##### MATERIAL SHOWN #####

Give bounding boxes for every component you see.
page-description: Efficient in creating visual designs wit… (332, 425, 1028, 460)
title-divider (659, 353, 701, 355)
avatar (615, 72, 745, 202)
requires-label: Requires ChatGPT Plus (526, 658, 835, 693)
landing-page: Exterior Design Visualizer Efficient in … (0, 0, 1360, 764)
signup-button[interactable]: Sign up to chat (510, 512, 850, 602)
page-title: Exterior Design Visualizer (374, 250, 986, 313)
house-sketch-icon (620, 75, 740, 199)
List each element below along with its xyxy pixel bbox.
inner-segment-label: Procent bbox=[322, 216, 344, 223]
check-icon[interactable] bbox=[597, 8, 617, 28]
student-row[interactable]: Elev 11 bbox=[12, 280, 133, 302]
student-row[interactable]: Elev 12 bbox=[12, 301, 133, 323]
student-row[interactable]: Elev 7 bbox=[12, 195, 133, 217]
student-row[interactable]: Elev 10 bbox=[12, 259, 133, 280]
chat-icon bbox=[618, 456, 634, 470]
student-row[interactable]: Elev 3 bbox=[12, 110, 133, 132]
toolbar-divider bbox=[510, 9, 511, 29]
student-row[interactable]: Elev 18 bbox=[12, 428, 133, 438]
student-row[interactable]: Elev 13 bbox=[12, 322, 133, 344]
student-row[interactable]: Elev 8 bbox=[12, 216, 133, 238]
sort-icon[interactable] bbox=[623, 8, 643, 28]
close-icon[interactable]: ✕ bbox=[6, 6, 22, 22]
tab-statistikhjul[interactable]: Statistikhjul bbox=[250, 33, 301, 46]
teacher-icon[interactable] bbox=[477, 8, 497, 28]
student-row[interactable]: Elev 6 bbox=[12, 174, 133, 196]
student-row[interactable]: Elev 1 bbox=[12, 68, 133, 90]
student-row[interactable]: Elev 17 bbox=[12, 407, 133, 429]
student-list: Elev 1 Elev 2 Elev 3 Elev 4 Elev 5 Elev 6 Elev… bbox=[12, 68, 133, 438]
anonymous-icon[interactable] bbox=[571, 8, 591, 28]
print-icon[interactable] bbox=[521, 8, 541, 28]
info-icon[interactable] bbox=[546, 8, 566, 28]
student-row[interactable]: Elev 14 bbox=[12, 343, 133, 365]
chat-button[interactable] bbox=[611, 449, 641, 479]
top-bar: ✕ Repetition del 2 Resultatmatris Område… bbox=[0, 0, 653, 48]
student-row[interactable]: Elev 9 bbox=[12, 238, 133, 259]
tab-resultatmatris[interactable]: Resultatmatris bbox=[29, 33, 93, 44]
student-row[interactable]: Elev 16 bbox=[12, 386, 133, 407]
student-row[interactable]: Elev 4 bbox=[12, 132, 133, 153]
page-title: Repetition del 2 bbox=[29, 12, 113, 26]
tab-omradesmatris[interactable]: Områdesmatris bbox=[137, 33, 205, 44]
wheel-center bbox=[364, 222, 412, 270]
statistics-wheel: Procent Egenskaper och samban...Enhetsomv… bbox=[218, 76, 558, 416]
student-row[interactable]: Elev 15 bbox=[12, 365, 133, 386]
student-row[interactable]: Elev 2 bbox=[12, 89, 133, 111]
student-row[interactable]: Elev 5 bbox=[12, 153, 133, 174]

#####

● AIM
Revise the records above by substituting "learner-row" for every occurrence of "student-row", and leave all other text unchanged.

● ANSWER TO THE TASK
Give bounding boxes for every component you see.
page-description: Efficient in creating visual designs wit… (332, 425, 1028, 460)
title-divider (659, 353, 701, 355)
avatar (615, 72, 745, 202)
requires-label: Requires ChatGPT Plus (526, 658, 835, 693)
landing-page: Exterior Design Visualizer Efficient in … (0, 0, 1360, 764)
signup-button[interactable]: Sign up to chat (510, 512, 850, 602)
page-title: Exterior Design Visualizer (374, 250, 986, 313)
house-sketch-icon (620, 75, 740, 199)
List each element below along with its xyxy pixel bbox.
inner-segment-label: Procent bbox=[322, 216, 344, 223]
check-icon[interactable] bbox=[597, 8, 617, 28]
learner-row[interactable]: Elev 11 bbox=[12, 280, 133, 302]
learner-row[interactable]: Elev 12 bbox=[12, 301, 133, 323]
learner-row[interactable]: Elev 7 bbox=[12, 195, 133, 217]
learner-row[interactable]: Elev 10 bbox=[12, 259, 133, 280]
chat-icon bbox=[618, 456, 634, 470]
learner-row[interactable]: Elev 3 bbox=[12, 110, 133, 132]
toolbar-divider bbox=[510, 9, 511, 29]
learner-row[interactable]: Elev 18 bbox=[12, 428, 133, 438]
learner-row[interactable]: Elev 13 bbox=[12, 322, 133, 344]
learner-row[interactable]: Elev 8 bbox=[12, 216, 133, 238]
sort-icon[interactable] bbox=[623, 8, 643, 28]
close-icon[interactable]: ✕ bbox=[6, 6, 22, 22]
tab-statistikhjul[interactable]: Statistikhjul bbox=[250, 33, 301, 46]
teacher-icon[interactable] bbox=[477, 8, 497, 28]
learner-row[interactable]: Elev 6 bbox=[12, 174, 133, 196]
learner-row[interactable]: Elev 1 bbox=[12, 68, 133, 90]
learner-row[interactable]: Elev 17 bbox=[12, 407, 133, 429]
student-list: Elev 1 Elev 2 Elev 3 Elev 4 Elev 5 Elev 6 Elev… bbox=[12, 68, 133, 438]
anonymous-icon[interactable] bbox=[571, 8, 591, 28]
print-icon[interactable] bbox=[521, 8, 541, 28]
info-icon[interactable] bbox=[546, 8, 566, 28]
learner-row[interactable]: Elev 14 bbox=[12, 343, 133, 365]
chat-button[interactable] bbox=[611, 449, 641, 479]
top-bar: ✕ Repetition del 2 Resultatmatris Område… bbox=[0, 0, 653, 48]
learner-row[interactable]: Elev 9 bbox=[12, 238, 133, 259]
tab-resultatmatris[interactable]: Resultatmatris bbox=[29, 33, 93, 44]
learner-row[interactable]: Elev 16 bbox=[12, 386, 133, 407]
learner-row[interactable]: Elev 4 bbox=[12, 132, 133, 153]
page-title: Repetition del 2 bbox=[29, 12, 113, 26]
tab-omradesmatris[interactable]: Områdesmatris bbox=[137, 33, 205, 44]
wheel-center bbox=[364, 222, 412, 270]
statistics-wheel: Procent Egenskaper och samban...Enhetsomv… bbox=[218, 76, 558, 416]
learner-row[interactable]: Elev 15 bbox=[12, 365, 133, 386]
learner-row[interactable]: Elev 2 bbox=[12, 89, 133, 111]
learner-row[interactable]: Elev 5 bbox=[12, 153, 133, 174]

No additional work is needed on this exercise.